Challenge A ::
From the text on the doing and being modes of mind, return the passage starting at "Driven–doing underlies many" and ending at "from this mode.".
Challenge B ::
Translate this sentence from the text on the doing and being modes of mind into Spanish: "Being mode, on the other hand, is characterized by direct, immediate, intimate experience of the present."
Challenge C ::
Continue the text on the doing and being modes of mind, picking up after its final sentence.

Article ::
# # #
Driven–doing underlies many of our reactions to everyday emotional experiences—we habitually turn to this mode to free ourselves from many kinds of unwanted emotion. It follows that we can use such everyday emotional experiences, and other reflections of the general driven–doing mode of mind, as training opportunities to learn skills that enable us to recognize and disengage from this mode.

Let us consider an alternative mode of mind, “being.”

Being vs Doing: The “Being” Mode

The full richness of the mode of “being” is not easily conveyed in words—its flavor is best appreciated directly, experientially. In many ways, it is the opposite of the driven–doing mode. The driven-doing mode is goal-oriented, motivated to reduce the gap between how things are and how we think we need them to be; our attention is narrowly focused on these discrepancies between actual and desired states. By contrast, the being mode is not devoted to achieving particular goals. In this mode, there is no need to emphasize discrepancy-based processing or constantly to monitor and evaluate (“How am I doing in meeting my goals?”). Instead, the focus of the being mode is “accepting” and “allowing” what is, without any immediate pressure to change it.

“Allowing” arises naturally when there is no goal or standard to be reached, and no need to evaluate experience in order to reduce discrepancies between actual and desired states. This also means that attention is no longer focused narrowly on only those aspects of the present that are directly related to goal achievement; in being mode, the experience of the moment can be processed in its full depth, width, and richness.

Doing mode involves thinking about the present, the future, and the past, relating to each through a veil of concepts. Being mode, on the other hand, is characterized by direct, immediate, intimate experience of the present.
# # #
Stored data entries
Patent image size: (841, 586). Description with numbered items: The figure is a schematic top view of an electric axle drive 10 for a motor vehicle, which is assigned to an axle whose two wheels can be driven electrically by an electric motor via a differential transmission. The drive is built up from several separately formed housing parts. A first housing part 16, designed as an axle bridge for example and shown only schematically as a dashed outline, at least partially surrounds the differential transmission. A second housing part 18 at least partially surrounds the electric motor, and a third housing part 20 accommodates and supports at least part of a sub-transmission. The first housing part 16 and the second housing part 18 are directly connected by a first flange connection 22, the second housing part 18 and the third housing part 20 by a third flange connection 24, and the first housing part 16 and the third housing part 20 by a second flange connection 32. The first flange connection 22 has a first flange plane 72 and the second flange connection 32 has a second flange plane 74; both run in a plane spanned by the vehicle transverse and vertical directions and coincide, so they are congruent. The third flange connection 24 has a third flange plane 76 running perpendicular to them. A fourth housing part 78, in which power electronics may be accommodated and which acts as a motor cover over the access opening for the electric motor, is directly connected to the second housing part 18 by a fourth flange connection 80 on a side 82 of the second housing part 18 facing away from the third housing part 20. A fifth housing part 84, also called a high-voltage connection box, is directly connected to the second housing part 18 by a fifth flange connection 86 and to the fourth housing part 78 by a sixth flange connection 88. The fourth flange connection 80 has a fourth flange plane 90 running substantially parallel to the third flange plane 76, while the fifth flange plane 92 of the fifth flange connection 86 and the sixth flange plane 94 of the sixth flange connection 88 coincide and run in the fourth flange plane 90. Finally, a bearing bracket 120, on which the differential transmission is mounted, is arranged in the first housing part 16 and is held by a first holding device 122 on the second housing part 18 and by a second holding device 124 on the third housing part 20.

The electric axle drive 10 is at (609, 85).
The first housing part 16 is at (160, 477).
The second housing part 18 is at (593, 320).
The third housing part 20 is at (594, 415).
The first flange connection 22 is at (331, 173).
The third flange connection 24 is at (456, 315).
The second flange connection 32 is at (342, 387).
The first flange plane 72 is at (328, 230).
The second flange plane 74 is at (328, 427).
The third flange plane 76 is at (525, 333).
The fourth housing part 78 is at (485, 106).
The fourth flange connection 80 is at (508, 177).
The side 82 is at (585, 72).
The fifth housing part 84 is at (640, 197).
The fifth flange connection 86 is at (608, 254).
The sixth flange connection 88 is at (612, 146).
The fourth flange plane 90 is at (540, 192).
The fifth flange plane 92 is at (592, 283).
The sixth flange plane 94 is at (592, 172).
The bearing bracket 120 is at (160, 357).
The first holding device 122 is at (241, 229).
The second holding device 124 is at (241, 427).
# # #
Expected answer A ::
Driven–doing underlies many of our reactions to everyday emotional experiences—we habitually turn to this mode to free ourselves from many kinds of unwanted emotion. It follows that we can use such everyday emotional experiences, and other reflections of the general driven–doing mode of mind, as training opportunities to learn skills that enable us to recognize and disengage from this mode.

Expected answer B ::
El modo de ser, en cambio, se caracteriza por una experiencia directa, inmediata e íntima del presente.

Expected answer C ::
Doing and Being differ in their time focus. In doing, we often need to work out the likely future consequences of different actions, anticipate what might happen if we reach our goal, or look back to memories of times when we have dealt with similar situations to get ideas for how to proceed now. As a result, in doing mode, the mind often travels forward to the future or back to the past, and the experience is one of not actually being “here” in the present much of the time. By contrast, in being mode, the mind has “nothing to do, nowhere to go” and can focus fully on moment-by-moment experience, allowing us to be fully present and aware of whatever is here, right now. Doing mode involves thinking about the present, the future, and the past, relating to each through a veil of concepts. Being mode, on the other hand, is characterized by direct, immediate, intimate experience of the present.

The being mode involves a shift in our relation to thoughts and feelings. In doing mode, conceptual thinking is a core vehicle through which the mind seeks to achieve the goals to which this mode of mind is dedicated. This means, as we have seen, that thoughts are seen as a valid and accurate reflection of reality and are closely linked to action. In doing mode, the relationship to feelings is primarily one of evaluating them as “good things” to hang on to or “bad things” to get rid of. Making feelings into goal-related objects in this way effectively crystallizes the view that they have an independent and enduring reality.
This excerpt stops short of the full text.